▶ **WHAT IS BEING ASKED**
Find each line in the records below that contains the string "effect", and copy those lines out in full.
<<<<
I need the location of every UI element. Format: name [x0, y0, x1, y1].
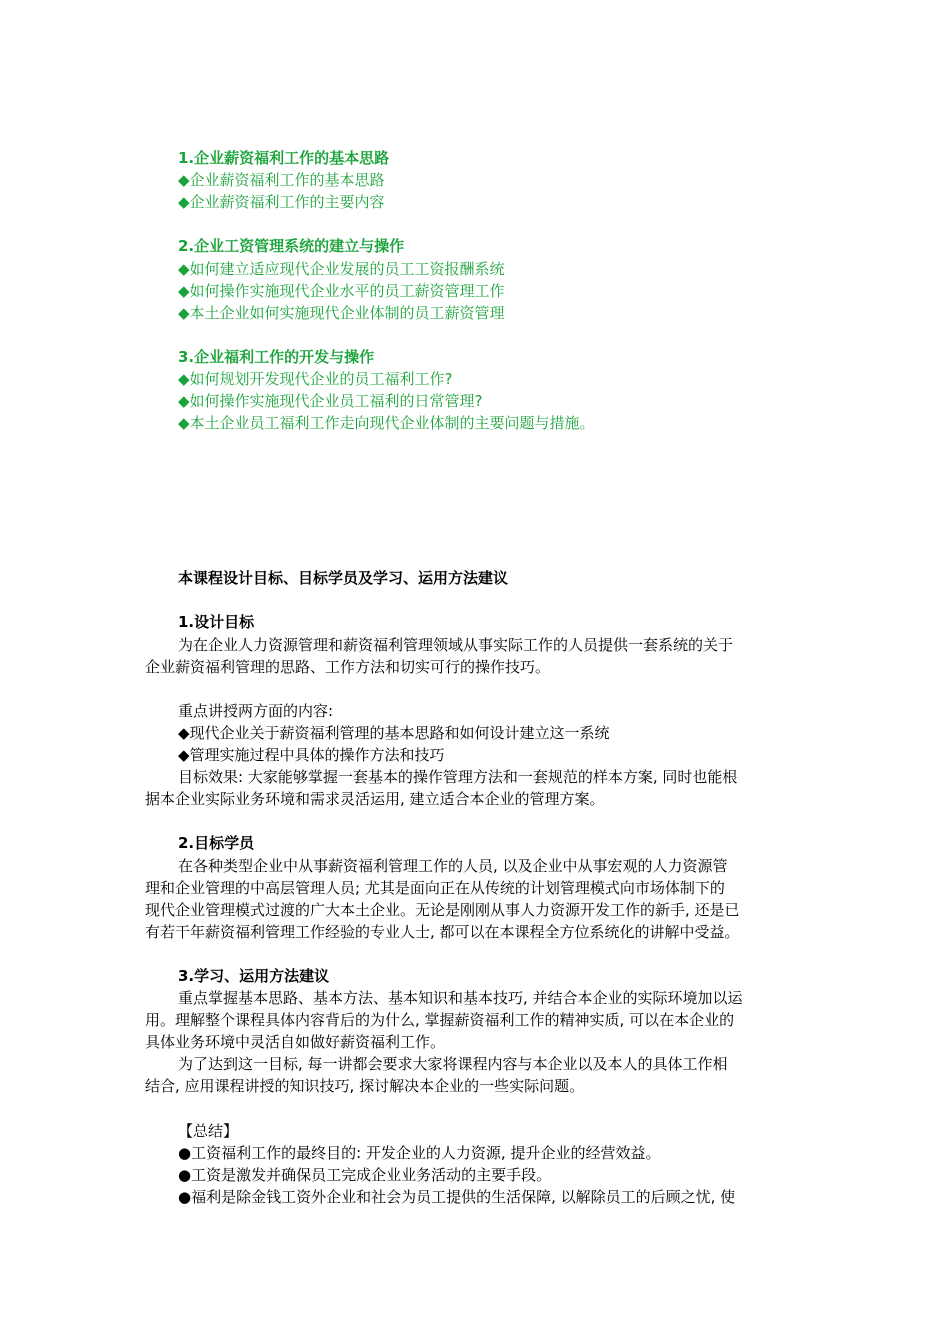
students-line: 在各种类型企业中从事薪资福利管理工作的人员, 以及企业中从事宏观的人力资源管	[178, 857, 728, 875]
summary-bullet: ●工资福利工作的最终目的: 开发企业的人力资源, 提升企业的经营效益。	[178, 1144, 661, 1162]
outline-section1-title: 1.企业薪资福利工作的基本思路	[178, 149, 390, 167]
method-line: 用。理解整个课程具体内容背后的为什么, 掌握薪资福利工作的精神实质, 可以在本企业的	[145, 1011, 735, 1029]
goal-effect-line: 目标效果: 大家能够掌握一套基本的操作管理方法和一套规范的样本方案, 同时也能根	[178, 768, 738, 786]
outline-item: ◆如何规划开发现代企业的员工福利工作?	[178, 370, 453, 388]
method-line: 具体业务环境中灵活自如做好薪资福利工作。	[145, 1033, 446, 1051]
outline-item: ◆本土企业员工福利工作走向现代企业体制的主要问题与措施。	[178, 414, 595, 432]
goal-para-line: 企业薪资福利管理的思路、工作方法和切实可行的操作技巧。	[145, 658, 551, 676]
method-line: 为了达到这一目标, 每一讲都会要求大家将课程内容与本企业以及本人的具体工作相	[178, 1055, 728, 1073]
outline-item: ◆本土企业如何实施现代企业体制的员工薪资管理	[178, 304, 505, 322]
students-line: 有若干年薪资福利管理工作经验的专业人士, 都可以在本课程全方位系统化的讲解中受益。	[145, 923, 740, 941]
students-line: 现代企业管理模式过渡的广大本土企业。无论是刚刚从事人力资源开发工作的新手, 还是已	[145, 901, 740, 919]
goal-title: 1.设计目标	[178, 613, 255, 631]
method-title: 3.学习、运用方法建议	[178, 967, 330, 985]
goal-bullet: ◆现代企业关于薪资福利管理的基本思路和如何设计建立这一系统	[178, 724, 610, 742]
outline-item: ◆如何操作实施现代企业水平的员工薪资管理工作	[178, 282, 505, 300]
method-line: 结合, 应用课程讲授的知识技巧, 探讨解决本企业的一些实际问题。	[145, 1077, 585, 1095]
students-line: 理和企业管理的中高层管理人员; 尤其是面向正在从传统的计划管理模式向市场体制下的	[145, 879, 725, 897]
summary-bullet: ●工资是激发并确保员工完成企业业务活动的主要手段。	[178, 1166, 552, 1184]
summary-bullet: ●福利是除金钱工资外企业和社会为员工提供的生活保障, 以解除员工的后顾之忧, 使	[178, 1188, 736, 1206]
summary-title: 【总结】	[178, 1122, 239, 1140]
outline-item: ◆企业薪资福利工作的主要内容	[178, 193, 385, 211]
goal-focus: 重点讲授两方面的内容:	[178, 702, 334, 720]
goal-bullet: ◆管理实施过程中具体的操作方法和技巧	[178, 746, 445, 764]
goal-para-line: 为在企业人力资源管理和薪资福利管理领域从事实际工作的人员提供一套系统的关于	[178, 636, 734, 654]
students-title: 2.目标学员	[178, 834, 255, 852]
goal-effect-line: 据本企业实际业务环境和需求灵活运用, 建立适合本企业的管理方案。	[145, 790, 605, 808]
outline-item: ◆如何操作实施现代企业员工福利的日常管理?	[178, 392, 483, 410]
method-line: 重点掌握基本思路、基本方法、基本知识和基本技巧, 并结合本企业的实际环境加以运	[178, 989, 743, 1007]
outline-section3-title: 3.企业福利工作的开发与操作	[178, 348, 375, 366]
design-heading: 本课程设计目标、目标学员及学习、运用方法建议	[178, 569, 509, 587]
outline-item: ◆企业薪资福利工作的基本思路	[178, 171, 385, 189]
outline-item: ◆如何建立适应现代企业发展的员工工资报酬系统	[178, 260, 505, 278]
outline-section2-title: 2.企业工资管理系统的建立与操作	[178, 237, 405, 255]
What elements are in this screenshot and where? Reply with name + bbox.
>>>>
▶ **SOLUTION TO THIS PROBLEM**
goal-effect-line: 目标效果: 大家能够掌握一套基本的操作管理方法和一套规范的样本方案, 同时也能根	[178, 768, 738, 786]
goal-effect-line: 据本企业实际业务环境和需求灵活运用, 建立适合本企业的管理方案。	[145, 790, 605, 808]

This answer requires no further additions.